> [What you will do] Extract every line that includes the string "JSON".

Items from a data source
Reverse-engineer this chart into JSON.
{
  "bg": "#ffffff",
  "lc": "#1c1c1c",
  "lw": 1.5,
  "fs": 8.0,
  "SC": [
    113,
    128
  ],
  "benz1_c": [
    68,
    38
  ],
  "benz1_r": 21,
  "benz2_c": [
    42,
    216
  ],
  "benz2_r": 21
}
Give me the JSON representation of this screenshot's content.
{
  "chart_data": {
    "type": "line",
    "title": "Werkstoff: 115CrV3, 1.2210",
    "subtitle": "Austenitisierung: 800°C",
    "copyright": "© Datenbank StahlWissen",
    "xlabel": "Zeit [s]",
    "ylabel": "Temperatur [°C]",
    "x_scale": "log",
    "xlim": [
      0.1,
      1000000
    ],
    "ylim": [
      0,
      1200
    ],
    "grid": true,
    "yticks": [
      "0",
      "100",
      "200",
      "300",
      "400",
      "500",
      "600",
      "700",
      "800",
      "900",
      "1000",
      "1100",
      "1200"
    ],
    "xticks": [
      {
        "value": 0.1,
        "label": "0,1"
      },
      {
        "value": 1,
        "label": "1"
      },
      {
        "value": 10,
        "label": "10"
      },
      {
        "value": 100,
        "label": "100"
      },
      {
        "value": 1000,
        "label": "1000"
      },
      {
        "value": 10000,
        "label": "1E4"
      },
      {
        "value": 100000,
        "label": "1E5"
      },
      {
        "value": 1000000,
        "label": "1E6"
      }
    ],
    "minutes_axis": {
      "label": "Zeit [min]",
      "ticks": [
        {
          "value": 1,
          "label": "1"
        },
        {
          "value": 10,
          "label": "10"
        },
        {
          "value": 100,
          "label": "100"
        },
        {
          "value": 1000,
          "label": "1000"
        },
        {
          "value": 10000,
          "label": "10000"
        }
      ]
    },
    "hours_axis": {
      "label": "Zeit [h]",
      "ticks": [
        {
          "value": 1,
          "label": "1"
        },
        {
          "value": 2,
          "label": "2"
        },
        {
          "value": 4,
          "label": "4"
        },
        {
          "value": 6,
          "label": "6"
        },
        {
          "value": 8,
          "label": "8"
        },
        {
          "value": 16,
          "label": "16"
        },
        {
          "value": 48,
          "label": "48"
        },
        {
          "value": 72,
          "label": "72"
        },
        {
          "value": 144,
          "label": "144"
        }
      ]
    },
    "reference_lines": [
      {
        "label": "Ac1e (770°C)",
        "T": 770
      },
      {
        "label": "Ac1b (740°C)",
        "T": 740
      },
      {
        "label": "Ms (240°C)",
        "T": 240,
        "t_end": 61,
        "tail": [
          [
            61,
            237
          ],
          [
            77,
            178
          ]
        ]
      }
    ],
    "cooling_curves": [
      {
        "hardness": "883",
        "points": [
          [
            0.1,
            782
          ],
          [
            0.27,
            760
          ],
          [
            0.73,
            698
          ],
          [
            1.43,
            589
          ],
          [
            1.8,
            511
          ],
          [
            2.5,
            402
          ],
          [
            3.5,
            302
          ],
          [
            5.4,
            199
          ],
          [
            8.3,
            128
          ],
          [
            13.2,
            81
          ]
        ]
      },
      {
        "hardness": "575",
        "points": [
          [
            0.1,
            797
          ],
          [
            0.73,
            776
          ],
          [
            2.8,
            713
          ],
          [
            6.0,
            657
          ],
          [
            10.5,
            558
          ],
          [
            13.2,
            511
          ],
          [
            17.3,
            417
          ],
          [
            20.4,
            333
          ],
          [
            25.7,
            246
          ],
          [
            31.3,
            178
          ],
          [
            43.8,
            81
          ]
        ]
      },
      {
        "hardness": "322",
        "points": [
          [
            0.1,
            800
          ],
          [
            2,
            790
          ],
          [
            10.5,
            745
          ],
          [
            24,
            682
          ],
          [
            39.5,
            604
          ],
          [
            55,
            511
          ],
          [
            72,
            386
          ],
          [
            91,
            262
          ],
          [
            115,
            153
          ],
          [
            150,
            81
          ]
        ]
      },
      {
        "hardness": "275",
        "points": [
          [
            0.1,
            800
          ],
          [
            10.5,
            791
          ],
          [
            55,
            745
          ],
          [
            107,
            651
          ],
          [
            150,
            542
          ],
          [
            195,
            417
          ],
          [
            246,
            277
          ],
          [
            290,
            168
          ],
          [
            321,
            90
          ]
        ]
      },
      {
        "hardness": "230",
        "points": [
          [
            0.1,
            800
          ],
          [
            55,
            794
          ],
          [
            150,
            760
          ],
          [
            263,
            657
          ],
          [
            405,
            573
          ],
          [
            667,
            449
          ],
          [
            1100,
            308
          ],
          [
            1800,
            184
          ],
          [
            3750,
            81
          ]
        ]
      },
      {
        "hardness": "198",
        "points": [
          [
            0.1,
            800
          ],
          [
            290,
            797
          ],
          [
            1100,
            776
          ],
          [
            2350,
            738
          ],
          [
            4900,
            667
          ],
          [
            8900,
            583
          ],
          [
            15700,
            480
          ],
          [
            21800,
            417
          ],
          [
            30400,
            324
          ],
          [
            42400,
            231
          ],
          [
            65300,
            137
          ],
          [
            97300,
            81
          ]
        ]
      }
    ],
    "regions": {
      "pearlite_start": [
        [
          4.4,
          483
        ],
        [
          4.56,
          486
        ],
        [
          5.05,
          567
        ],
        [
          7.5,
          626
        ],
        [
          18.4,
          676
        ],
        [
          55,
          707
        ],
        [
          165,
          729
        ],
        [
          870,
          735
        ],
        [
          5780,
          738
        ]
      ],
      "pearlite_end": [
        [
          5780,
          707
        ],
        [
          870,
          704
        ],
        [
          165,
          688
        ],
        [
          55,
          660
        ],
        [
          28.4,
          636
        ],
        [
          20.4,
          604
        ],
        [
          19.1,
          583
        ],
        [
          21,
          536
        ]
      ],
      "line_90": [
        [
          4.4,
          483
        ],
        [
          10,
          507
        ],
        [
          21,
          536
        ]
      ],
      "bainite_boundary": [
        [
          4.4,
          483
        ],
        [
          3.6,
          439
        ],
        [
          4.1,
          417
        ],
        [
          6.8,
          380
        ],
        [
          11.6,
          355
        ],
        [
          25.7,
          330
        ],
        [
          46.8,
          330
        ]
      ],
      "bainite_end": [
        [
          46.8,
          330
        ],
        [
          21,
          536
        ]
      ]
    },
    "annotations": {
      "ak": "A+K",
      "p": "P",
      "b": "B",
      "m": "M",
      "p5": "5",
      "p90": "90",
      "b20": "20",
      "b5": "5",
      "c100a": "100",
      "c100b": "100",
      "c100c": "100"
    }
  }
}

> [In response]
Reverse-engineer this chart into JSON.
Give me the JSON representation of this screenshot's content.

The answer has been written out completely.